=== Exercise description ===
Show every line below that contains the string "wind", matching case exactly.

=== Data provided ===
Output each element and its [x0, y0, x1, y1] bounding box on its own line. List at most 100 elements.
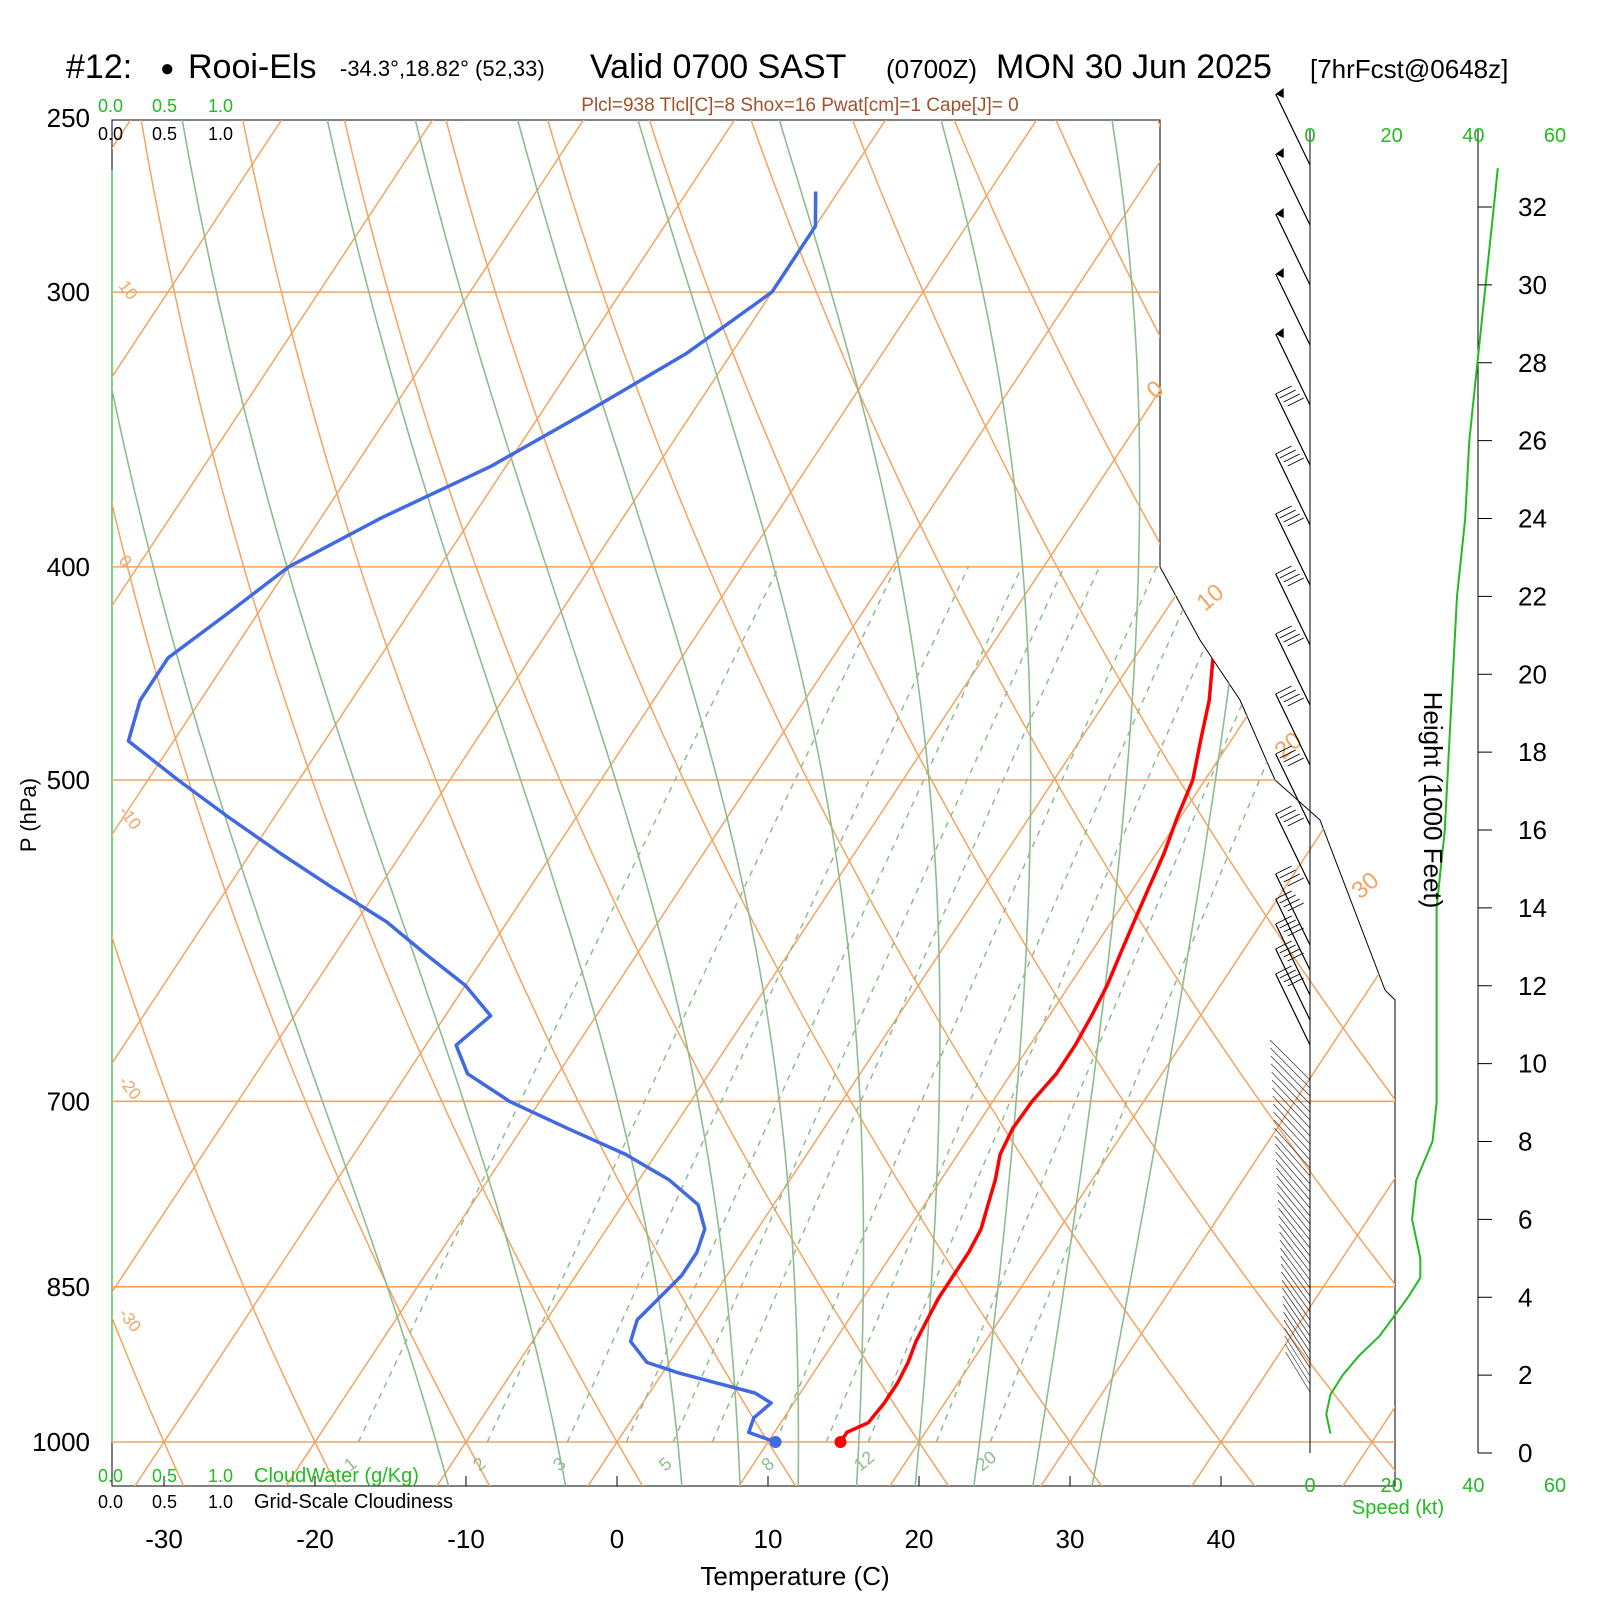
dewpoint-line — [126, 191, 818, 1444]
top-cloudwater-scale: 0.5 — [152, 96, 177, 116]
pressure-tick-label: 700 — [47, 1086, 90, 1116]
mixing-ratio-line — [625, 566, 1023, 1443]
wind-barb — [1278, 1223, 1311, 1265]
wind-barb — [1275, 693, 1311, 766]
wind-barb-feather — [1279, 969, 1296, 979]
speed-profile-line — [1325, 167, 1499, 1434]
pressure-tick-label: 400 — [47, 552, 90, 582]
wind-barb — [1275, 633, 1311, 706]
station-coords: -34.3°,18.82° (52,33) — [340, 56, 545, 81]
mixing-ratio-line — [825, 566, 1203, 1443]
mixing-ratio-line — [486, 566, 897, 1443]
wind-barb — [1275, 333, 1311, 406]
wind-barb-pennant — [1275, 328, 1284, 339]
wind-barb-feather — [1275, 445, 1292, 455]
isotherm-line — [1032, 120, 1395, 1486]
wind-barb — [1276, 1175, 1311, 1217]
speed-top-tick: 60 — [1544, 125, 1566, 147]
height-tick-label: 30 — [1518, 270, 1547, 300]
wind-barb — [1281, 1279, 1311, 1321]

=== Solution to this task ===
wind-barb — [1278, 1223, 1311, 1265]
wind-barb — [1275, 693, 1311, 766]
wind-barb-feather — [1279, 969, 1296, 979]
wind-barb — [1275, 633, 1311, 706]
wind-barb — [1275, 333, 1311, 406]
wind-barb-pennant — [1275, 328, 1284, 339]
wind-barb-feather — [1275, 445, 1292, 455]
wind-barb — [1276, 1175, 1311, 1217]
wind-barb — [1281, 1279, 1311, 1321]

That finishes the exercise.